EXTRACT:
[start]

The Trojan Women also reads as an elegy to the self. But in MacEwen’s case, she chooses, rather than the epic scale of love, a different colossal disruption, another aftermath of flame
– the Trojan War.
Euripides’ 415 B.C. tragedy is the perfect flint for MacEwen’s intellectual assiduity, the compulsive dark of her investigations, and the sly wink of her humour. It flickers with hilarity. It punishes with ugliness. Above all, it is the too familiar story of human failure.
The play takes place in the ruins of Troy. The war has ravaged the once great walled city. The last stones standing threaten to collapse. The men have been killed. The women have been left to the excruciating task of bearing witness. Once regal and gowned, they are now defeated, widowed and caught between the lunacy of belief and the lunacy of disbelief. Exasperated, they ask: How can I call upon the gods these days? How can I pray?
Enemy Greeks wait in their docked ships. There, they choose and buy wives from those Trojan women that remain: Hecuba, the disgraced Queen of Troy, crippled by her interesting arthritis
; her virgin daughter, Cassandra; Andromache, widow of Hector; and of course, that renowned harlot,
Helen.
When I think of adaptation, I think of evolutionary intelligence: The thickening coats of animals, the sharpening of claws, the precision of camouflage – how the animal achieves currency in its conditions. MacEwen’s The Trojan Women performs this same feat. Her take on Euripides’ tragedy is equal parts indictment and mischief. She invokes Roosevelt, Hamlet and the good guys
of westerns. By parading our most famed phrases about war, she reminds us Troy is the same war forever, fought over and over.

[end]

REQUIRED TASK 1: In the extract on MacEwen's The Trojan Women, what year is given for Euripides' tragedy?
REQUIRED TASK 2: Does each statement agree with the extract on MacEwen's The Trojan Women? Answer yes or no for each, quoting the deciding words. (a) The play is set in the ruins of Troy. (b) The enemy Greeks wait inside the city walls. (c) Cassandra is Hecuba's virgin daughter.
REQUIRED TASK 3: Can you rewrite the passage of the extract on MacEwen's The Trojan Women between "The play takes" and "can I pray?", inclusive, with "excruciating" replaced by "painful"?

MATERIAL PROVIDED:
[start]

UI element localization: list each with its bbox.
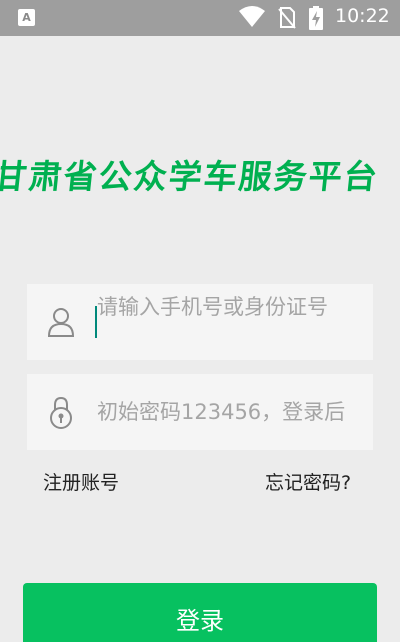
lock-icon: [50, 396, 72, 429]
phone-field[interactable]: 请输入手机号或身份证号: [27, 284, 373, 360]
app-title: 甘肃省公众学车服务平台: [0, 157, 381, 196]
app-notification-letter: A: [22, 11, 31, 24]
password-input[interactable]: 初始密码123456，登录后: [97, 399, 359, 425]
status-bar: A 10:22: [0, 0, 400, 36]
no-sim-icon: [278, 7, 296, 29]
wifi-icon: [239, 6, 265, 27]
password-field[interactable]: 初始密码123456，登录后: [27, 374, 373, 450]
register-link[interactable]: 注册账号: [43, 468, 119, 495]
forgot-password-link[interactable]: 忘记密码?: [265, 468, 351, 495]
phone-input[interactable]: 请输入手机号或身份证号: [97, 294, 361, 320]
login-button-label: 登录: [176, 607, 224, 635]
clock: 10:22: [335, 5, 390, 27]
battery-charging-icon: [309, 6, 323, 30]
app-notification-icon: A: [18, 9, 35, 26]
user-icon: [47, 308, 75, 337]
login-button[interactable]: 登录: [23, 583, 377, 642]
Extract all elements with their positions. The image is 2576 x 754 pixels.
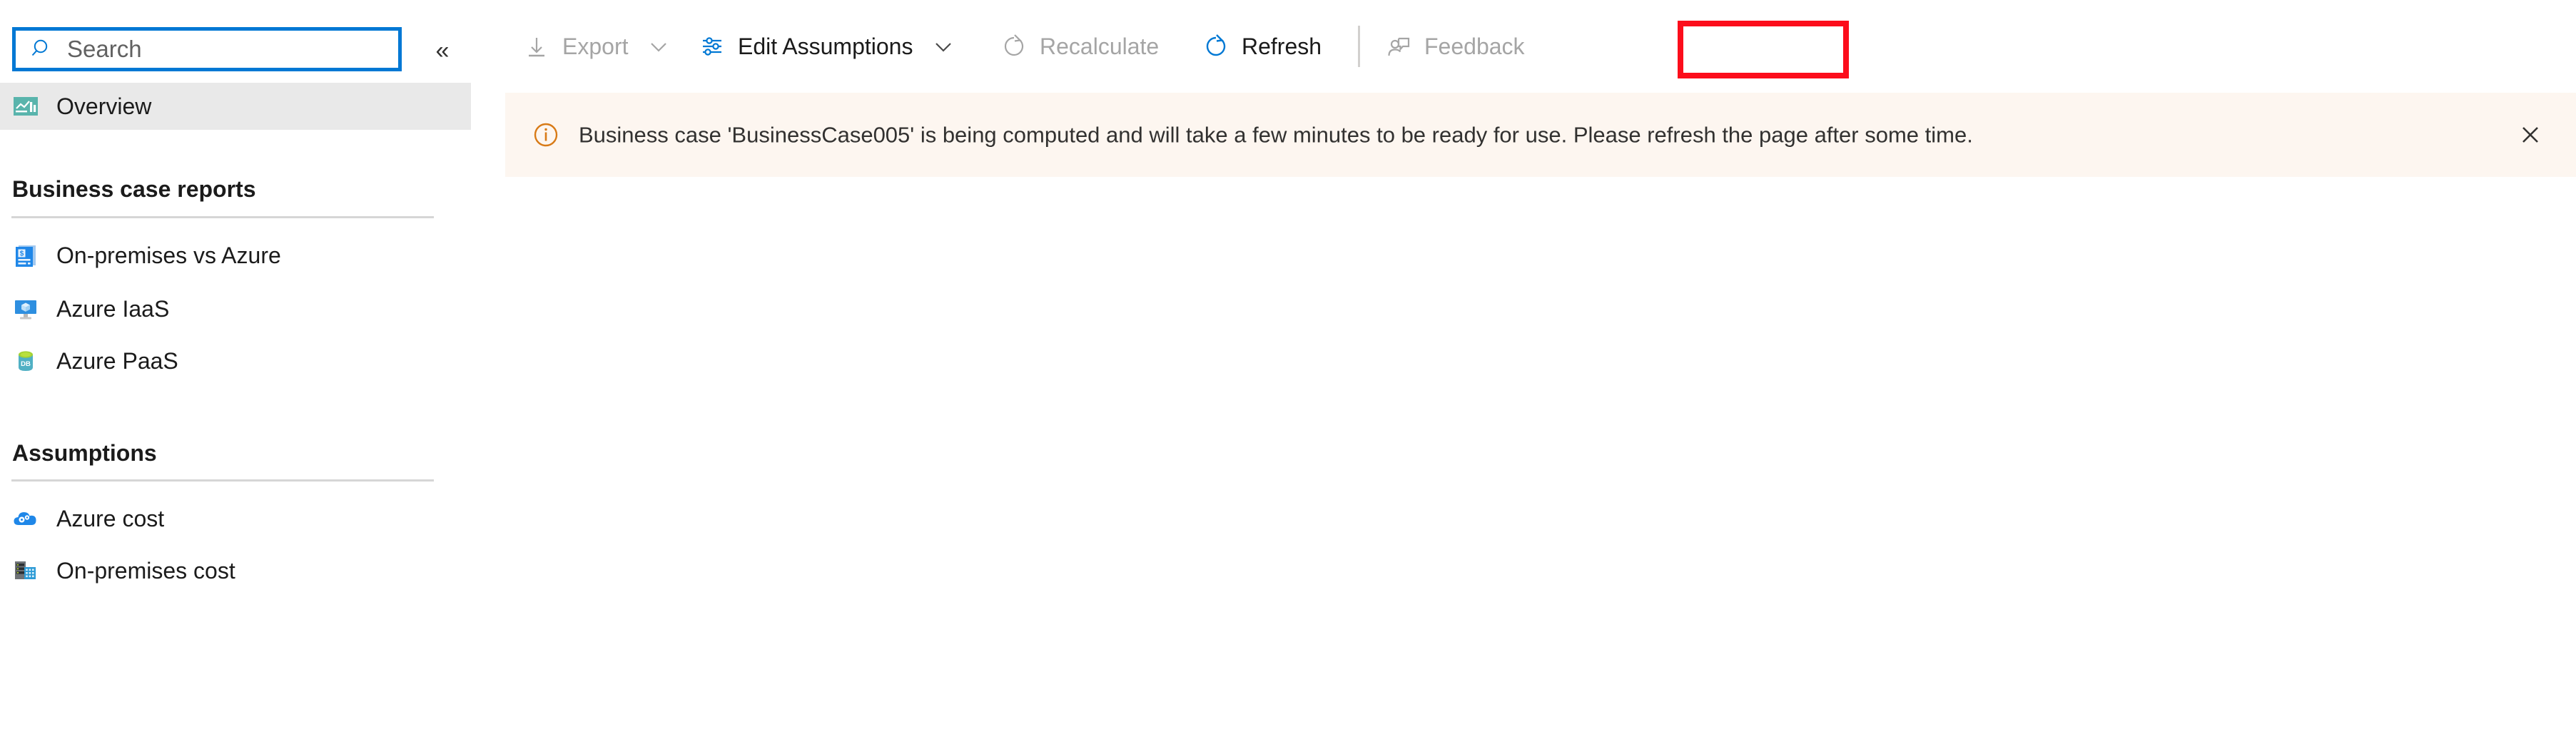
- export-button[interactable]: Export: [522, 24, 671, 68]
- search-box[interactable]: [12, 27, 402, 71]
- sliders-icon: [698, 32, 726, 61]
- search-row: «: [0, 27, 471, 71]
- info-circle-icon: [530, 119, 562, 151]
- sidebar-item-on-premises-vs-azure[interactable]: $ On-premises vs Azure: [0, 232, 471, 279]
- sidebar-item-azure-paas[interactable]: DB Azure PaaS: [0, 337, 471, 384]
- sidebar-section-title-business-case-reports: Business case reports: [12, 176, 256, 202]
- svg-text:$: $: [20, 250, 24, 258]
- info-banner: Business case 'BusinessCase005' is being…: [505, 93, 2576, 177]
- sidebar-section-divider-2: [11, 479, 434, 482]
- app-root: « Overview Business case reports: [0, 0, 2576, 754]
- feedback-button[interactable]: Feedback: [1384, 24, 1525, 68]
- refresh-highlight-annotation: [1678, 21, 1849, 78]
- sidebar-item-overview[interactable]: Overview: [0, 83, 471, 130]
- sidebar-item-label: Overview: [56, 93, 152, 119]
- sidebar-item-label: Azure IaaS: [56, 296, 170, 322]
- info-banner-message: Business case 'BusinessCase005' is being…: [579, 122, 1973, 148]
- sidebar-item-on-premises-cost[interactable]: On-premises cost: [0, 547, 471, 594]
- sidebar-item-label: Azure PaaS: [56, 348, 178, 374]
- sidebar-section-divider-1: [11, 216, 434, 218]
- chevron-down-icon[interactable]: [931, 34, 955, 58]
- database-icon: DB: [12, 347, 39, 375]
- search-input[interactable]: [67, 36, 367, 63]
- sidebar-collapse-button[interactable]: «: [422, 37, 462, 64]
- export-label: Export: [562, 34, 629, 59]
- svg-text:DB: DB: [21, 360, 31, 368]
- edit-assumptions-label: Edit Assumptions: [738, 34, 913, 59]
- sidebar: « Overview Business case reports: [0, 0, 471, 754]
- invoice-dollar-icon: $: [12, 242, 39, 269]
- chevron-down-icon[interactable]: [646, 34, 671, 58]
- report-analytics-icon: [12, 93, 39, 120]
- virtual-machine-icon: [12, 295, 39, 322]
- server-building-icon: [12, 557, 39, 584]
- chevron-double-left-icon: «: [435, 37, 450, 64]
- feedback-label: Feedback: [1424, 34, 1525, 59]
- sidebar-item-label: On-premises vs Azure: [56, 243, 281, 268]
- sidebar-item-azure-cost[interactable]: Azure cost: [0, 495, 471, 542]
- search-icon: [31, 37, 56, 61]
- close-icon[interactable]: [2513, 118, 2547, 152]
- sidebar-item-label: On-premises cost: [56, 558, 235, 584]
- cloud-gear-icon: [12, 505, 39, 532]
- sidebar-item-label: Azure cost: [56, 506, 165, 531]
- person-feedback-icon: [1384, 32, 1413, 61]
- sidebar-item-azure-iaas[interactable]: Azure IaaS: [0, 285, 471, 332]
- sidebar-section-title-assumptions: Assumptions: [12, 440, 157, 466]
- command-toolbar: Export Edit Assumptions Recalculate Refr…: [500, 0, 2576, 93]
- toolbar-separator: [1358, 26, 1360, 67]
- recalculate-button[interactable]: Recalculate: [1000, 24, 1159, 68]
- refresh-button[interactable]: Refresh: [1202, 24, 1322, 68]
- refresh-label: Refresh: [1242, 34, 1322, 59]
- refresh-circle-icon: [1202, 32, 1230, 61]
- download-icon: [522, 32, 551, 61]
- edit-assumptions-button[interactable]: Edit Assumptions: [698, 24, 955, 68]
- recalculate-label: Recalculate: [1040, 34, 1160, 59]
- refresh-circle-icon: [1000, 32, 1028, 61]
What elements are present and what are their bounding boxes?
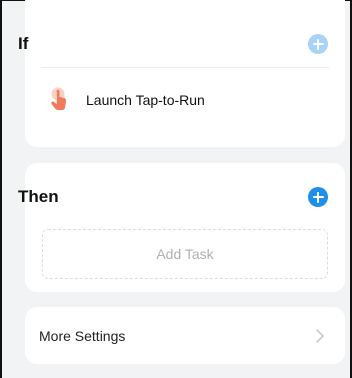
plus-icon <box>312 38 324 50</box>
tap-hand-icon <box>51 87 67 110</box>
chevron-right-icon <box>316 329 324 343</box>
add-task-label: Add Task <box>156 246 214 262</box>
add-condition-button[interactable] <box>308 34 328 54</box>
more-settings-label: More Settings <box>39 328 126 344</box>
then-section-title: Then <box>18 187 59 206</box>
add-task-button[interactable]: Add Task <box>42 229 328 279</box>
if-card <box>25 0 345 147</box>
if-divider <box>41 67 329 68</box>
condition-item[interactable]: Launch Tap-to-Run <box>41 87 329 115</box>
more-settings-row[interactable]: More Settings <box>25 307 345 364</box>
scene-editor-screen: ▾ If Launch Tap-to-Run Then Add Task Mor… <box>0 0 352 378</box>
plus-icon <box>312 191 324 203</box>
add-action-button[interactable] <box>308 187 328 207</box>
condition-label: Launch Tap-to-Run <box>86 92 205 108</box>
if-section-title: If <box>18 34 29 53</box>
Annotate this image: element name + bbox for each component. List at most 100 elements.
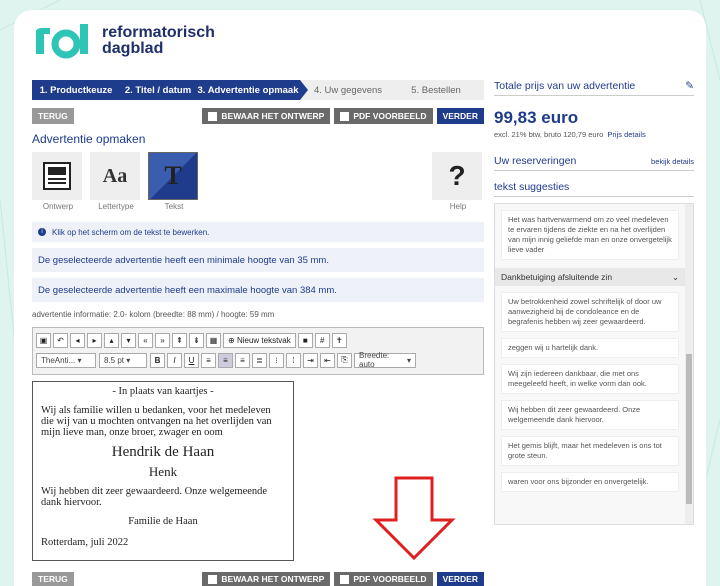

[end]

COMPLETE RESPONSE 1: 415 B.C.

COMPLETE RESPONSE 2:
(a) Yes: "The play takes place in the ruins of Troy."
(b) No: "Enemy Greeks wait in their docked ships."
(c) Yes: "her virgin daughter, Cassandra"

COMPLETE RESPONSE 3:
The play takes place in the ruins of Troy. The war has ravaged the once great walled city. The last stones standing threaten to collapse. The men have been killed. The women have been left to the painful task of bearing witness. Once regal and gowned, they are now defeated, widowed and caught between the lunacy of belief and the lunacy of disbelief. Exasperated, they ask: How can I call upon the gods these days? How can I pray?